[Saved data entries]
===
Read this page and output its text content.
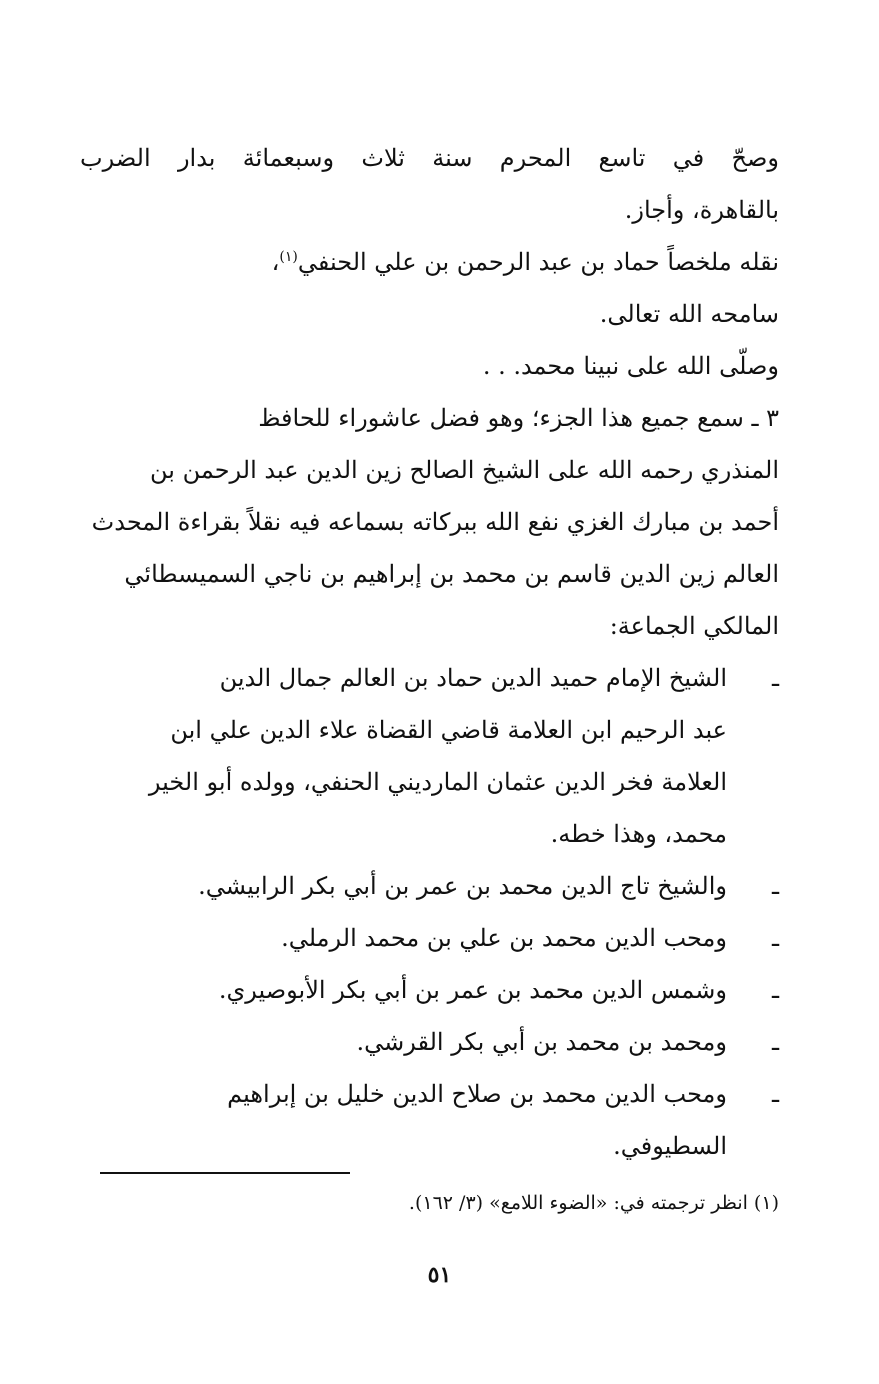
وصحّ في تاسع المحرم سنة ثلاث وسبعمائة بدار الضرب
بالقاهرة، وأجاز.
نقله ملخصاً حماد بن عبد الرحمن بن علي الحنفي$^{(١)}$،
سامحه الله تعالى.
وصلّى الله على نبينا محمد. . .
٣ ـ سمع جميع هذا الجزء؛ وهو فضل عاشوراء للحافظ
المنذري رحمه الله على الشيخ الصالح زين الدين عبد الرحمن بن
أحمد بن مبارك الغزي نفع الله ببركاته بسماعه فيه نقلاً بقراءة المحدث
العالم زين الدين قاسم بن محمد بن إبراهيم بن ناجي السميسطائي
المالكي الجماعة:
ـ
الشيخ الإمام حميد الدين حماد بن العالم جمال الدين
عبد الرحيم ابن العلامة قاضي القضاة علاء الدين علي ابن
العلامة فخر الدين عثمان المارديني الحنفي، وولده أبو الخير
محمد، وهذا خطه.
ـ
والشيخ تاج الدين محمد بن عمر بن أبي بكر الرابيشي.
ـ
ومحب الدين محمد بن علي بن محمد الرملي.
ـ
وشمس الدين محمد بن عمر بن أبي بكر الأبوصيري.
ـ
ومحمد بن محمد بن أبي بكر القرشي.
ـ
ومحب الدين محمد بن صلاح الدين خليل بن إبراهيم
السطيوفي.

(١) انظر ترجمته في: «الضوء اللامع» (٣/ ١٦٢).

٥١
===
> _EXERCISE DIRECTIONS_:
Repeat the data above exactly, but not the pictures.

> _OUTPUT FOR THIS TASK_:
Read this page and output its text content.
وصحّ في تاسع المحرم سنة ثلاث وسبعمائة بدار الضرب
بالقاهرة، وأجاز.
نقله ملخصاً حماد بن عبد الرحمن بن علي الحنفي$^{(١)}$،
سامحه الله تعالى.
وصلّى الله على نبينا محمد. . .
٣ ـ سمع جميع هذا الجزء؛ وهو فضل عاشوراء للحافظ
المنذري رحمه الله على الشيخ الصالح زين الدين عبد الرحمن بن
أحمد بن مبارك الغزي نفع الله ببركاته بسماعه فيه نقلاً بقراءة المحدث
العالم زين الدين قاسم بن محمد بن إبراهيم بن ناجي السميسطائي
المالكي الجماعة:
ـ
الشيخ الإمام حميد الدين حماد بن العالم جمال الدين
عبد الرحيم ابن العلامة قاضي القضاة علاء الدين علي ابن
العلامة فخر الدين عثمان المارديني الحنفي، وولده أبو الخير
محمد، وهذا خطه.
ـ
والشيخ تاج الدين محمد بن عمر بن أبي بكر الرابيشي.
ـ
ومحب الدين محمد بن علي بن محمد الرملي.
ـ
وشمس الدين محمد بن عمر بن أبي بكر الأبوصيري.
ـ
ومحمد بن محمد بن أبي بكر القرشي.
ـ
ومحب الدين محمد بن صلاح الدين خليل بن إبراهيم
السطيوفي.

(١) انظر ترجمته في: «الضوء اللامع» (٣/ ١٦٢).

٥١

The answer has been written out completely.